## Stated task
Repeat, without any change, the entries presented below.

## Extracted data
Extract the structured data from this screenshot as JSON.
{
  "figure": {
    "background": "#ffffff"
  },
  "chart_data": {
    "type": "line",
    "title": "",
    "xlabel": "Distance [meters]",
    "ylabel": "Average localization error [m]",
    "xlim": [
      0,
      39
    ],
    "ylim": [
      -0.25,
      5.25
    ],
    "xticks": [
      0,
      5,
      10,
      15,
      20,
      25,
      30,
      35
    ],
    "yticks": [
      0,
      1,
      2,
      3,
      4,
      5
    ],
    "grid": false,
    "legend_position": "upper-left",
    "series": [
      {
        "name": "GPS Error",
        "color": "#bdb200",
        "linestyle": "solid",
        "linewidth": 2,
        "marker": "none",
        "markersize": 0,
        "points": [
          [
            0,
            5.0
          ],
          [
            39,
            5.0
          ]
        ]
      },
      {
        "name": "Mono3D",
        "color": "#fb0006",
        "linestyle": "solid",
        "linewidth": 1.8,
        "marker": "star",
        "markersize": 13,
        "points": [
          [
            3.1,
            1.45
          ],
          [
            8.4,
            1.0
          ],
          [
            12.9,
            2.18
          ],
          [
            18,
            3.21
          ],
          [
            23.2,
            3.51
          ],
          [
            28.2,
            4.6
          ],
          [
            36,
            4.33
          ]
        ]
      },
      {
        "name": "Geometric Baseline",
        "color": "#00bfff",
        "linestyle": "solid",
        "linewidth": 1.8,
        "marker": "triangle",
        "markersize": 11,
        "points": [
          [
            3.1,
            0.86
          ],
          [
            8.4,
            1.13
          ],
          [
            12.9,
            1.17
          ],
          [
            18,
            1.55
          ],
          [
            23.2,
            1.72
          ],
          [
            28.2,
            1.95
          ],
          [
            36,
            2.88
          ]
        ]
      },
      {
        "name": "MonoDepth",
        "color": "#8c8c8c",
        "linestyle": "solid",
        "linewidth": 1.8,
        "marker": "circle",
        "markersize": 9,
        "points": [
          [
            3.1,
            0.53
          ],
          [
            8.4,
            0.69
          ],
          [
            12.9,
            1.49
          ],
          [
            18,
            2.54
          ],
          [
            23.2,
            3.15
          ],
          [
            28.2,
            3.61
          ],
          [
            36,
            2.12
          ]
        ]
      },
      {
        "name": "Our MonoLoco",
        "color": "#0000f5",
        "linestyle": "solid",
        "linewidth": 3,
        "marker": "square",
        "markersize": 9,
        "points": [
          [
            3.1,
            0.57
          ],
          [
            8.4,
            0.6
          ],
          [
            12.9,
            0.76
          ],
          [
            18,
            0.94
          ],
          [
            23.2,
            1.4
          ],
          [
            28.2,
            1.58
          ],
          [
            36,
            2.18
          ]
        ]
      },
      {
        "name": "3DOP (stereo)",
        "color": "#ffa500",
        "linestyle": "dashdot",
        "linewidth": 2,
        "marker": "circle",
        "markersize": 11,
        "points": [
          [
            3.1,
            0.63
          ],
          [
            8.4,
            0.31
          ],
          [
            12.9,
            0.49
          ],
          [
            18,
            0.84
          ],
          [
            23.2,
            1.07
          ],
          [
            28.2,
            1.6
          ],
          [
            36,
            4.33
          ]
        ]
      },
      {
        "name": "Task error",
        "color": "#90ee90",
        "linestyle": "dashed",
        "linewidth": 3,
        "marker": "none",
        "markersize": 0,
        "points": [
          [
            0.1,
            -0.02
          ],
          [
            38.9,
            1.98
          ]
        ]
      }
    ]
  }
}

## Problem solution
Extract the structured data from this screenshot as JSON.
{
  "figure": {
    "background": "#ffffff"
  },
  "chart_data": {
    "type": "line",
    "title": "",
    "xlabel": "Distance [meters]",
    "ylabel": "Average localization error [m]",
    "xlim": [
      0,
      39
    ],
    "ylim": [
      -0.25,
      5.25
    ],
    "xticks": [
      0,
      5,
      10,
      15,
      20,
      25,
      30,
      35
    ],
    "yticks": [
      0,
      1,
      2,
      3,
      4,
      5
    ],
    "grid": false,
    "legend_position": "upper-left",
    "series": [
      {
        "name": "GPS Error",
        "color": "#bdb200",
        "linestyle": "solid",
        "linewidth": 2,
        "marker": "none",
        "markersize": 0,
        "points": [
          [
            0,
            5.0
          ],
          [
            39,
            5.0
          ]
        ]
      },
      {
        "name": "Mono3D",
        "color": "#fb0006",
        "linestyle": "solid",
        "linewidth": 1.8,
        "marker": "star",
        "markersize": 13,
        "points": [
          [
            3.1,
            1.45
          ],
          [
            8.4,
            1.0
          ],
          [
            12.9,
            2.18
          ],
          [
            18,
            3.21
          ],
          [
            23.2,
            3.51
          ],
          [
            28.2,
            4.6
          ],
          [
            36,
            4.33
          ]
        ]
      },
      {
        "name": "Geometric Baseline",
        "color": "#00bfff",
        "linestyle": "solid",
        "linewidth": 1.8,
        "marker": "triangle",
        "markersize": 11,
        "points": [
          [
            3.1,
            0.86
          ],
          [
            8.4,
            1.13
          ],
          [
            12.9,
            1.17
          ],
          [
            18,
            1.55
          ],
          [
            23.2,
            1.72
          ],
          [
            28.2,
            1.95
          ],
          [
            36,
            2.88
          ]
        ]
      },
      {
        "name": "MonoDepth",
        "color": "#8c8c8c",
        "linestyle": "solid",
        "linewidth": 1.8,
        "marker": "circle",
        "markersize": 9,
        "points": [
          [
            3.1,
            0.53
          ],
          [
            8.4,
            0.69
          ],
          [
            12.9,
            1.49
          ],
          [
            18,
            2.54
          ],
          [
            23.2,
            3.15
          ],
          [
            28.2,
            3.61
          ],
          [
            36,
            2.12
          ]
        ]
      },
      {
        "name": "Our MonoLoco",
        "color": "#0000f5",
        "linestyle": "solid",
        "linewidth": 3,
        "marker": "square",
        "markersize": 9,
        "points": [
          [
            3.1,
            0.57
          ],
          [
            8.4,
            0.6
          ],
          [
            12.9,
            0.76
          ],
          [
            18,
            0.94
          ],
          [
            23.2,
            1.4
          ],
          [
            28.2,
            1.58
          ],
          [
            36,
            2.18
          ]
        ]
      },
      {
        "name": "3DOP (stereo)",
        "color": "#ffa500",
        "linestyle": "dashdot",
        "linewidth": 2,
        "marker": "circle",
        "markersize": 11,
        "points": [
          [
            3.1,
            0.63
          ],
          [
            8.4,
            0.31
          ],
          [
            12.9,
            0.49
          ],
          [
            18,
            0.84
          ],
          [
            23.2,
            1.07
          ],
          [
            28.2,
            1.6
          ],
          [
            36,
            4.33
          ]
        ]
      },
      {
        "name": "Task error",
        "color": "#90ee90",
        "linestyle": "dashed",
        "linewidth": 3,
        "marker": "none",
        "markersize": 0,
        "points": [
          [
            0.1,
            -0.02
          ],
          [
            38.9,
            1.98
          ]
        ]
      }
    ]
  }
}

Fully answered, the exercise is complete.